## The task
Each line in the entries below that holds the string "Depth" is to be listed.

## Entries

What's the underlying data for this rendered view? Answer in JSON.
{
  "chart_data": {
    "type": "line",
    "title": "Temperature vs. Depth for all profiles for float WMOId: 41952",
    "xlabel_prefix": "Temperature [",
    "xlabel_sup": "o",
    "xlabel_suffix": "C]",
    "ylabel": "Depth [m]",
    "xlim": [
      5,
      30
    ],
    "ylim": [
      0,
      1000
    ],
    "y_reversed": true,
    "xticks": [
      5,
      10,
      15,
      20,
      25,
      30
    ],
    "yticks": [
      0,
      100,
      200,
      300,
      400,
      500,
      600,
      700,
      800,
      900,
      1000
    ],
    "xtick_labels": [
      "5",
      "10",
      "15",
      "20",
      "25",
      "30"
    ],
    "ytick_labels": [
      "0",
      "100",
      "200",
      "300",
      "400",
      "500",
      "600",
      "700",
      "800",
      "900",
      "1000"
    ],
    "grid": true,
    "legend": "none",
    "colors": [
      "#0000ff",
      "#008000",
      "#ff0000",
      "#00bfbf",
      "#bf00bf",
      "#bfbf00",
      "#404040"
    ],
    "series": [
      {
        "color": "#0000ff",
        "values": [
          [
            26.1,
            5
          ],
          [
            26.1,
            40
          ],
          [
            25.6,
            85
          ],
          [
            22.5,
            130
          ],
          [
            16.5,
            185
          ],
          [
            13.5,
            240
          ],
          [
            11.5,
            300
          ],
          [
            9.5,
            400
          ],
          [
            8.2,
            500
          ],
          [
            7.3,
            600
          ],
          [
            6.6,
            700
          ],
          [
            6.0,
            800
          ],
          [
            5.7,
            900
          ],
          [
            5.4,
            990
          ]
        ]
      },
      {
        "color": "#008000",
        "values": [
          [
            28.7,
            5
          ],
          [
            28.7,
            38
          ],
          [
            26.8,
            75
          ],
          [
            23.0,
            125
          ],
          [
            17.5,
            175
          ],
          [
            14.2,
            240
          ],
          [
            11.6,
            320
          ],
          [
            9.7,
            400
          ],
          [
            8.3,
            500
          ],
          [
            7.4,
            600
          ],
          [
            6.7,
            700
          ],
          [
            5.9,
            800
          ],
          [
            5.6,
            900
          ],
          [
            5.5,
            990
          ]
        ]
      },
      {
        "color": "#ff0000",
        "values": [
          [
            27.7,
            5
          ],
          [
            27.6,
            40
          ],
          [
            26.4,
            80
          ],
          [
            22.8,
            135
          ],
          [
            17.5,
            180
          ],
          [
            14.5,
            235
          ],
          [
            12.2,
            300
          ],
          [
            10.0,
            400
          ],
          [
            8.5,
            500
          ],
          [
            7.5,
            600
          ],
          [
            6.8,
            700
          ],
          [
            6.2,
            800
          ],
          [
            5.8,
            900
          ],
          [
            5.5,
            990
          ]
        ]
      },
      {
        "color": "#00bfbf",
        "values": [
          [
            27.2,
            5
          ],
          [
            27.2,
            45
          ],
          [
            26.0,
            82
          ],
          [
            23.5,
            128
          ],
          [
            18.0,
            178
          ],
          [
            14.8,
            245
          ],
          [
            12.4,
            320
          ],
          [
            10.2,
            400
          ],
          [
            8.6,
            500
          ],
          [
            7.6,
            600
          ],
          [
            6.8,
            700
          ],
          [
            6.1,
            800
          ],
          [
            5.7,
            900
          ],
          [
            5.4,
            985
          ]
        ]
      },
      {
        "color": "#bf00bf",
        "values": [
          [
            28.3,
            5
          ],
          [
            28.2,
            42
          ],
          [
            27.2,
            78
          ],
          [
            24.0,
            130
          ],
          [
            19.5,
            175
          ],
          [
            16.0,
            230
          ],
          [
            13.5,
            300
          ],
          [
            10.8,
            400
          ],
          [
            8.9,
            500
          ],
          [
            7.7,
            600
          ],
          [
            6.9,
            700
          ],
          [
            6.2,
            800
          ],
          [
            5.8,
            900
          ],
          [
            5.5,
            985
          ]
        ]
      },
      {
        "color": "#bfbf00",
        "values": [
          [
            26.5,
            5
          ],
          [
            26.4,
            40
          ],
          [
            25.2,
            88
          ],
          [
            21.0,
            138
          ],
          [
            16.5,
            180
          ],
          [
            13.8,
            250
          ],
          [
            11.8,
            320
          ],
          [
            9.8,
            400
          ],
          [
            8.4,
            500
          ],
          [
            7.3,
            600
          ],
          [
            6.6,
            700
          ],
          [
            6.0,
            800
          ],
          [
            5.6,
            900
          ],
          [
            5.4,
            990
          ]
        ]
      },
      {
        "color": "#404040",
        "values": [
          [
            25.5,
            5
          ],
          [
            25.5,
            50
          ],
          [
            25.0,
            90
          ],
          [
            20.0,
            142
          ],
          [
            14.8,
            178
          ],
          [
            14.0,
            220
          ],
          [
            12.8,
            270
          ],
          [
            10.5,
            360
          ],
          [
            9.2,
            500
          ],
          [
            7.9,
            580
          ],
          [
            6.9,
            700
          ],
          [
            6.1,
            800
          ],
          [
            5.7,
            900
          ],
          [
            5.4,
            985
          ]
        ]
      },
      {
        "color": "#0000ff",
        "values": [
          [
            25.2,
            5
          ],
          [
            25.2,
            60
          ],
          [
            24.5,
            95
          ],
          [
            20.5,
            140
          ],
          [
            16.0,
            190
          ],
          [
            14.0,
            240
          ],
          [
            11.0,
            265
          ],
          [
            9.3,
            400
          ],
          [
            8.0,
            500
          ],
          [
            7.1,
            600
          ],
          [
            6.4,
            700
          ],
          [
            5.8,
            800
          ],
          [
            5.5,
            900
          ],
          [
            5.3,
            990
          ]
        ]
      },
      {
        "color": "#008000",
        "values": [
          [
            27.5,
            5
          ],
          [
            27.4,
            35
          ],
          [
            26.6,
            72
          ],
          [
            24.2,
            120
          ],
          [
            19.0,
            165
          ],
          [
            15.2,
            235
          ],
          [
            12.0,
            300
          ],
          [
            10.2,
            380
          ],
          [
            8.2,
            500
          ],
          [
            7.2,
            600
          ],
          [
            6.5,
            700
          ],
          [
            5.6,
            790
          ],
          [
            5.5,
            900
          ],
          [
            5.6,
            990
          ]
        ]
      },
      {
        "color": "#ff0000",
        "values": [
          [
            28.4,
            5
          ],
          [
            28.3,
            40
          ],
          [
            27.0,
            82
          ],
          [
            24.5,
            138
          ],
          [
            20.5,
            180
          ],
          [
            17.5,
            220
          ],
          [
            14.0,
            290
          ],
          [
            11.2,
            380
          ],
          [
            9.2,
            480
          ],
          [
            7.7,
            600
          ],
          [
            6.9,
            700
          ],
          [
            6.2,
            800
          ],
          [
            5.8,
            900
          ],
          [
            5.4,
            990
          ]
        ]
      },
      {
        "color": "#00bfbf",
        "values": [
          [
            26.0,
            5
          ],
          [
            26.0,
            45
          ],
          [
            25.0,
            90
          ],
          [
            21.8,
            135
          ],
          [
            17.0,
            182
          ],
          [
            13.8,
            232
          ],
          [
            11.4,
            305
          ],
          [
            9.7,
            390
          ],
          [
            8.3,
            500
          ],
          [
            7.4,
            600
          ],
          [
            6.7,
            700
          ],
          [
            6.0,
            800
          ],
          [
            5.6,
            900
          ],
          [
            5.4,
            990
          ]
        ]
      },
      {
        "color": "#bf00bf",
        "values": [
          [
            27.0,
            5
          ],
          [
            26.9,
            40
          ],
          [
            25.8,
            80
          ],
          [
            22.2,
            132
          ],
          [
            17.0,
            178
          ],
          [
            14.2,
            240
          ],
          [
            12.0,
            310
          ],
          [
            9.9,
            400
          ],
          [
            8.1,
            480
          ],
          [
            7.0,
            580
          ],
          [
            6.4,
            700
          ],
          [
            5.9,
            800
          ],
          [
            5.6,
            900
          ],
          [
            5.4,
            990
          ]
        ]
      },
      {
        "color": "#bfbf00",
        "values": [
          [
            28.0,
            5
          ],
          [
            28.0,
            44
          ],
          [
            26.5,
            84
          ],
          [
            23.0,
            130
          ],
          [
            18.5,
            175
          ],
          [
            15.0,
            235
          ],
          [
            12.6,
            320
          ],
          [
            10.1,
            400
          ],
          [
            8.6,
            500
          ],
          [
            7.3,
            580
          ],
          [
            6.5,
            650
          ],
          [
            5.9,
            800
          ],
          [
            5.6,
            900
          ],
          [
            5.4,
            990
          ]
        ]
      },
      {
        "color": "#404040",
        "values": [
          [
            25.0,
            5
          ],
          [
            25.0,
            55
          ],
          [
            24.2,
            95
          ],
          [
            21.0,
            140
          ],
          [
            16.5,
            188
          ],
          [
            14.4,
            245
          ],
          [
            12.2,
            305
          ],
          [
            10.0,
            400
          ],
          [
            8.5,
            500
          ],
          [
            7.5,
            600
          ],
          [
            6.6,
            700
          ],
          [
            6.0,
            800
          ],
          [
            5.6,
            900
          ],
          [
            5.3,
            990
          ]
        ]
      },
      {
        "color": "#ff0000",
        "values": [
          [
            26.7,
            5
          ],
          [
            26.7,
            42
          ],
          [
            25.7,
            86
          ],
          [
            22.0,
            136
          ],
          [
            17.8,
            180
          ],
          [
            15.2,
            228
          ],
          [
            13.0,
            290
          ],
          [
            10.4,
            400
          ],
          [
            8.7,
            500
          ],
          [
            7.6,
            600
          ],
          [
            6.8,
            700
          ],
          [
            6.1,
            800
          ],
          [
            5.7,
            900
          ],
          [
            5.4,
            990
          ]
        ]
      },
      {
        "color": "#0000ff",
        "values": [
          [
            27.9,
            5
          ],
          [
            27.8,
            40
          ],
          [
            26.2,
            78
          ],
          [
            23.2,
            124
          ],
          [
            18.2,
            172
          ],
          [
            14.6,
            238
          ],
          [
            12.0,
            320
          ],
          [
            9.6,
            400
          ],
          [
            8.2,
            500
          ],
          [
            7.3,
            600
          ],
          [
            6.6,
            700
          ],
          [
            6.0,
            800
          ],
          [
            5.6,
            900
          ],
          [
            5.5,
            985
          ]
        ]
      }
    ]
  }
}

## Exercise answer
    "title": "Temperature vs. Depth for all profiles for float WMOId: 41952",
    "ylabel": "Depth [m]",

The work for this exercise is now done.